OBJECTIVE: Search the entries for the word "认证报告" and pull out each line that has it.

──────── MATERIAL SHOWN

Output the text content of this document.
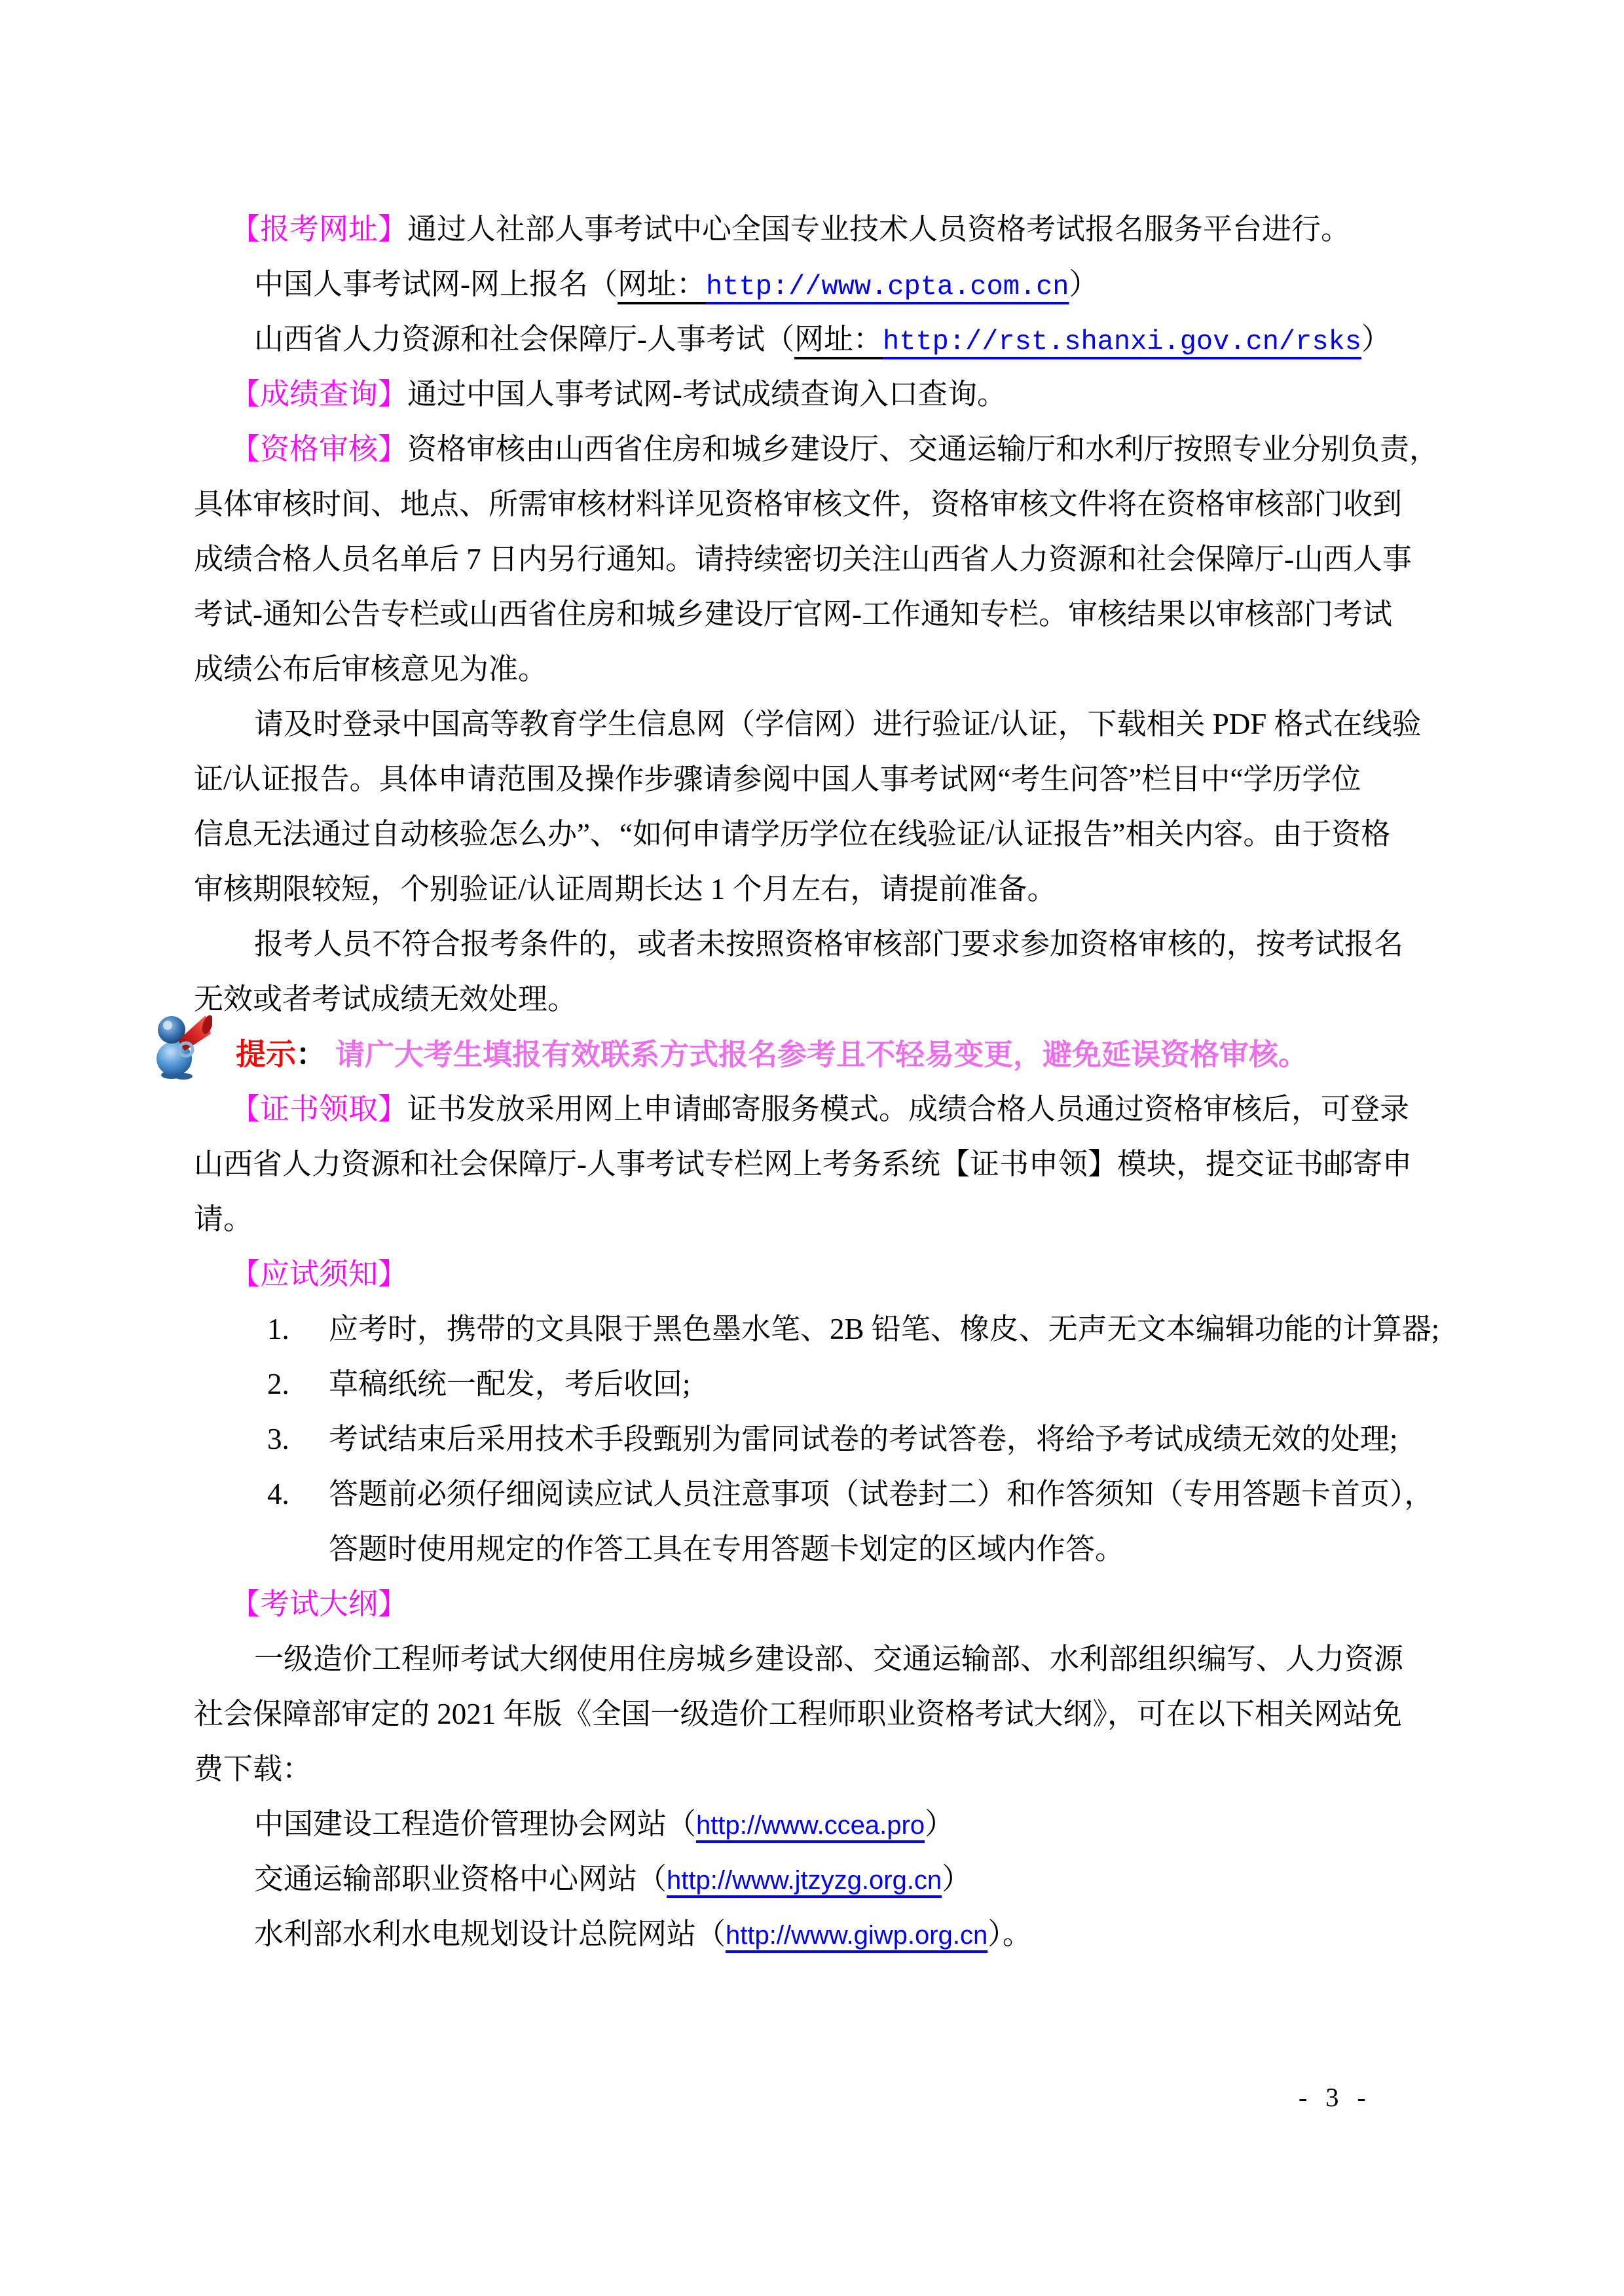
【报考网址】通过人社部人事考试中心全国专业技术人员资格考试报名服务平台进行。
中国人事考试网-网上报名（网址：http://www.cpta.com.cn）
山西省人力资源和社会保障厅-人事考试（网址：http://rst.shanxi.gov.cn/rsks）
【成绩查询】通过中国人事考试网-考试成绩查询入口查询。
【资格审核】资格审核由山西省住房和城乡建设厅、交通运输厅和水利厅按照专业分别负责，
具体审核时间、地点、所需审核材料详见资格审核文件，资格审核文件将在资格审核部门收到
成绩合格人员名单后 7 日内另行通知。请持续密切关注山西省人力资源和社会保障厅-山西人事
考试-通知公告专栏或山西省住房和城乡建设厅官网-工作通知专栏。审核结果以审核部门考试
成绩公布后审核意见为准。
请及时登录中国高等教育学生信息网（学信网）进行验证/认证，下载相关 PDF 格式在线验
证/认证报告。具体申请范围及操作步骤请参阅中国人事考试网“考生问答”栏目中“学历学位
信息无法通过自动核验怎么办”、“如何申请学历学位在线验证/认证报告”相关内容。由于资格
审核期限较短，个别验证/认证周期长达 1 个月左右，请提前准备。
报考人员不符合报考条件的，或者未按照资格审核部门要求参加资格审核的，按考试报名
无效或者考试成绩无效处理。
提示： 请广大考生填报有效联系方式报名参考且不轻易变更，避免延误资格审核。
【证书领取】证书发放采用网上申请邮寄服务模式。成绩合格人员通过资格审核后，可登录
山西省人力资源和社会保障厅-人事考试专栏网上考务系统【证书申领】模块，提交证书邮寄申
请。
【应试须知】
1. 应考时，携带的文具限于黑色墨水笔、2B 铅笔、橡皮、无声无文本编辑功能的计算器;
2. 草稿纸统一配发，考后收回;
3. 考试结束后采用技术手段甄别为雷同试卷的考试答卷，将给予考试成绩无效的处理;
4. 答题前必须仔细阅读应试人员注意事项（试卷封二）和作答须知（专用答题卡首页），
答题时使用规定的作答工具在专用答题卡划定的区域内作答。
【考试大纲】
一级造价工程师考试大纲使用住房城乡建设部、交通运输部、水利部组织编写、人力资源
社会保障部审定的 2021 年版《全国一级造价工程师职业资格考试大纲》，可在以下相关网站免
费下载：
中国建设工程造价管理协会网站（http://www.ccea.pro）
交通运输部职业资格中心网站（http://www.jtzyzg.org.cn）
水利部水利水电规划设计总院网站（http://www.giwp.org.cn）。
- 3 -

────────────────

RESPONSE:
证/认证报告。具体申请范围及操作步骤请参阅中国人事考试网“考生问答”栏目中“学历学位
信息无法通过自动核验怎么办”、“如何申请学历学位在线验证/认证报告”相关内容。由于资格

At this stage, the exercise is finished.